*** Opening SUPPLIED RECORDS ***

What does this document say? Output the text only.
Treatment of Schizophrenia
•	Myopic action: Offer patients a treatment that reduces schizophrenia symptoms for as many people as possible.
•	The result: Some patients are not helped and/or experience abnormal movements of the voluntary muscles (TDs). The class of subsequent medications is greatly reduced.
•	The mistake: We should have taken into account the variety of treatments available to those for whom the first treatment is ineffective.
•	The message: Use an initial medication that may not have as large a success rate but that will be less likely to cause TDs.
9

*** Closing SUPPLIED RECORDS ***

TASK GOAL> Return all of the data exactly as it reads.

TASK SOLUTION>
What does this document say? Output the text only.
Treatment of Schizophrenia
•	Myopic action: Offer patients a treatment that reduces schizophrenia symptoms for as many people as possible.
•	The result: Some patients are not helped and/or experience abnormal movements of the voluntary muscles (TDs). The class of subsequent medications is greatly reduced.
•	The mistake: We should have taken into account the variety of treatments available to those for whom the first treatment is ineffective.
•	The message: Use an initial medication that may not have as large a success rate but that will be less likely to cause TDs.
9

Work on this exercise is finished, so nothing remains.